WRITTEN INSTRUCTION:
Every record should be written out exactly, please.

MATERIAL:
┄┄┄┄┄┄

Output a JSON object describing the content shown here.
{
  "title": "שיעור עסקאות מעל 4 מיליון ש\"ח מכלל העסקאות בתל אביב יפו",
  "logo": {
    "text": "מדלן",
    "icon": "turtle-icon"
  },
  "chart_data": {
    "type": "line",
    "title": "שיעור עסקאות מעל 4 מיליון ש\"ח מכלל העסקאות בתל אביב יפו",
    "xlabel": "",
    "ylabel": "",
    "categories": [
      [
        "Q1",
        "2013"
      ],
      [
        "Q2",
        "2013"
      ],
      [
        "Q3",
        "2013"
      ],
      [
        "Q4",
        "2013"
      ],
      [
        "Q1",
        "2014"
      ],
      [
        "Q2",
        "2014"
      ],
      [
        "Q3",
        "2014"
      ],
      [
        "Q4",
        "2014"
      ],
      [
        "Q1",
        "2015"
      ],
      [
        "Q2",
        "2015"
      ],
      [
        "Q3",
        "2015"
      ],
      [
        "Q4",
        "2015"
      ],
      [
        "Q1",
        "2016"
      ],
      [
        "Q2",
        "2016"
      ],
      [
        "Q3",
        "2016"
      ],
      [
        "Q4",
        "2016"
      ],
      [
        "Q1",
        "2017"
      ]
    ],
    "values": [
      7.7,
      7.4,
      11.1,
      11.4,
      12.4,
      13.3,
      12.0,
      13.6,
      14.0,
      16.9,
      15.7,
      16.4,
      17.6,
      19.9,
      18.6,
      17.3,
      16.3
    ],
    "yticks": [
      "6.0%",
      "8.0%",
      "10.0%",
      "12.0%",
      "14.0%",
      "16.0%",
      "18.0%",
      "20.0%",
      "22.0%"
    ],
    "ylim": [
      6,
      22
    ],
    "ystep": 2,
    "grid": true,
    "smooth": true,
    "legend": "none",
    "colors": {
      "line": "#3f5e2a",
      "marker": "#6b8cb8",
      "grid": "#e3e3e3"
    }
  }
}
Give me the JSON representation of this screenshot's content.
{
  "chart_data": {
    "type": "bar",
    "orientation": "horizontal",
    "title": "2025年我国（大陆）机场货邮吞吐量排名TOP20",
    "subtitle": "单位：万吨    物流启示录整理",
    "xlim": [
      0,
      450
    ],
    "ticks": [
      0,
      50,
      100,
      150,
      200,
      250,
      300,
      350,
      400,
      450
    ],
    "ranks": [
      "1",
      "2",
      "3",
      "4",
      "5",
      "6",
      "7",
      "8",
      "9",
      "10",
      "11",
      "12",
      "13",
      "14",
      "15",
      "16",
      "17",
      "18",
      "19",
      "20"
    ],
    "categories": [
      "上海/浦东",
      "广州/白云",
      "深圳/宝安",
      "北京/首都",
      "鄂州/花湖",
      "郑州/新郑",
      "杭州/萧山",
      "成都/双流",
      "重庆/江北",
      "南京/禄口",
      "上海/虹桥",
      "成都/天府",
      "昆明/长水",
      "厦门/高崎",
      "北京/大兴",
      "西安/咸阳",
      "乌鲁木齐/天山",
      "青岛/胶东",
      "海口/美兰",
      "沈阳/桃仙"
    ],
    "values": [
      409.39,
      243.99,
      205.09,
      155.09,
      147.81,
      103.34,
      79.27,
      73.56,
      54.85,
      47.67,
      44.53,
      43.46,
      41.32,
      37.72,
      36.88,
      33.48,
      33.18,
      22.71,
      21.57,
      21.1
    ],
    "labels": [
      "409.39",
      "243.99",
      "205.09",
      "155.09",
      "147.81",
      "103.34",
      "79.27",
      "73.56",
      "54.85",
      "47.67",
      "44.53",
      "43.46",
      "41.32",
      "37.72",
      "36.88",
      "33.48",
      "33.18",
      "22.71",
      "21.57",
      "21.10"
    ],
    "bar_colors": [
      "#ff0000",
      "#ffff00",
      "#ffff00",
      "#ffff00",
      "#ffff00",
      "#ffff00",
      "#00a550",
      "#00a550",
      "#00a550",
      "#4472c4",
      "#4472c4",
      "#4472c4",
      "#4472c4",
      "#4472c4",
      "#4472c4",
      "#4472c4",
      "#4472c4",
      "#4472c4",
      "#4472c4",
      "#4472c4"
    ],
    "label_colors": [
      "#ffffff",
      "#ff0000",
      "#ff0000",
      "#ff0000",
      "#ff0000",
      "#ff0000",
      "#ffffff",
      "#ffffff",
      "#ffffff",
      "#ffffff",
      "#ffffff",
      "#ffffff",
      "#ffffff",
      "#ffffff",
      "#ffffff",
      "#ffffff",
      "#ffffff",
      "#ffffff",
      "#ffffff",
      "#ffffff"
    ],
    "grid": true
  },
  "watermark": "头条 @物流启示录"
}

┄┄┄┄┄┄

REPLY:
Output a JSON object describing the content shown here.
{
  "title": "שיעור עסקאות מעל 4 מיליון ש\"ח מכלל העסקאות בתל אביב יפו",
  "logo": {
    "text": "מדלן",
    "icon": "turtle-icon"
  },
  "chart_data": {
    "type": "line",
    "title": "שיעור עסקאות מעל 4 מיליון ש\"ח מכלל העסקאות בתל אביב יפו",
    "xlabel": "",
    "ylabel": "",
    "categories": [
      [
        "Q1",
        "2013"
      ],
      [
        "Q2",
        "2013"
      ],
      [
        "Q3",
        "2013"
      ],
      [
        "Q4",
        "2013"
      ],
      [
        "Q1",
        "2014"
      ],
      [
        "Q2",
        "2014"
      ],
      [
        "Q3",
        "2014"
      ],
      [
        "Q4",
        "2014"
      ],
      [
        "Q1",
        "2015"
      ],
      [
        "Q2",
        "2015"
      ],
      [
        "Q3",
        "2015"
      ],
      [
        "Q4",
        "2015"
      ],
      [
        "Q1",
        "2016"
      ],
      [
        "Q2",
        "2016"
      ],
      [
        "Q3",
        "2016"
      ],
      [
        "Q4",
        "2016"
      ],
      [
        "Q1",
        "2017"
      ]
    ],
    "values": [
      7.7,
      7.4,
      11.1,
      11.4,
      12.4,
      13.3,
      12.0,
      13.6,
      14.0,
      16.9,
      15.7,
      16.4,
      17.6,
      19.9,
      18.6,
      17.3,
      16.3
    ],
    "yticks": [
      "6.0%",
      "8.0%",
      "10.0%",
      "12.0%",
      "14.0%",
      "16.0%",
      "18.0%",
      "20.0%",
      "22.0%"
    ],
    "ylim": [
      6,
      22
    ],
    "ystep": 2,
    "grid": true,
    "smooth": true,
    "legend": "none",
    "colors": {
      "line": "#3f5e2a",
      "marker": "#6b8cb8",
      "grid": "#e3e3e3"
    }
  }
}
Give me the JSON representation of this screenshot's content.
{
  "chart_data": {
    "type": "bar",
    "orientation": "horizontal",
    "title": "2025年我国（大陆）机场货邮吞吐量排名TOP20",
    "subtitle": "单位：万吨    物流启示录整理",
    "xlim": [
      0,
      450
    ],
    "ticks": [
      0,
      50,
      100,
      150,
      200,
      250,
      300,
      350,
      400,
      450
    ],
    "ranks": [
      "1",
      "2",
      "3",
      "4",
      "5",
      "6",
      "7",
      "8",
      "9",
      "10",
      "11",
      "12",
      "13",
      "14",
      "15",
      "16",
      "17",
      "18",
      "19",
      "20"
    ],
    "categories": [
      "上海/浦东",
      "广州/白云",
      "深圳/宝安",
      "北京/首都",
      "鄂州/花湖",
      "郑州/新郑",
      "杭州/萧山",
      "成都/双流",
      "重庆/江北",
      "南京/禄口",
      "上海/虹桥",
      "成都/天府",
      "昆明/长水",
      "厦门/高崎",
      "北京/大兴",
      "西安/咸阳",
      "乌鲁木齐/天山",
      "青岛/胶东",
      "海口/美兰",
      "沈阳/桃仙"
    ],
    "values": [
      409.39,
      243.99,
      205.09,
      155.09,
      147.81,
      103.34,
      79.27,
      73.56,
      54.85,
      47.67,
      44.53,
      43.46,
      41.32,
      37.72,
      36.88,
      33.48,
      33.18,
      22.71,
      21.57,
      21.1
    ],
    "labels": [
      "409.39",
      "243.99",
      "205.09",
      "155.09",
      "147.81",
      "103.34",
      "79.27",
      "73.56",
      "54.85",
      "47.67",
      "44.53",
      "43.46",
      "41.32",
      "37.72",
      "36.88",
      "33.48",
      "33.18",
      "22.71",
      "21.57",
      "21.10"
    ],
    "bar_colors": [
      "#ff0000",
      "#ffff00",
      "#ffff00",
      "#ffff00",
      "#ffff00",
      "#ffff00",
      "#00a550",
      "#00a550",
      "#00a550",
      "#4472c4",
      "#4472c4",
      "#4472c4",
      "#4472c4",
      "#4472c4",
      "#4472c4",
      "#4472c4",
      "#4472c4",
      "#4472c4",
      "#4472c4",
      "#4472c4"
    ],
    "label_colors": [
      "#ffffff",
      "#ff0000",
      "#ff0000",
      "#ff0000",
      "#ff0000",
      "#ff0000",
      "#ffffff",
      "#ffffff",
      "#ffffff",
      "#ffffff",
      "#ffffff",
      "#ffffff",
      "#ffffff",
      "#ffffff",
      "#ffffff",
      "#ffffff",
      "#ffffff",
      "#ffffff",
      "#ffffff",
      "#ffffff"
    ],
    "grid": true
  },
  "watermark": "头条 @物流启示录"
}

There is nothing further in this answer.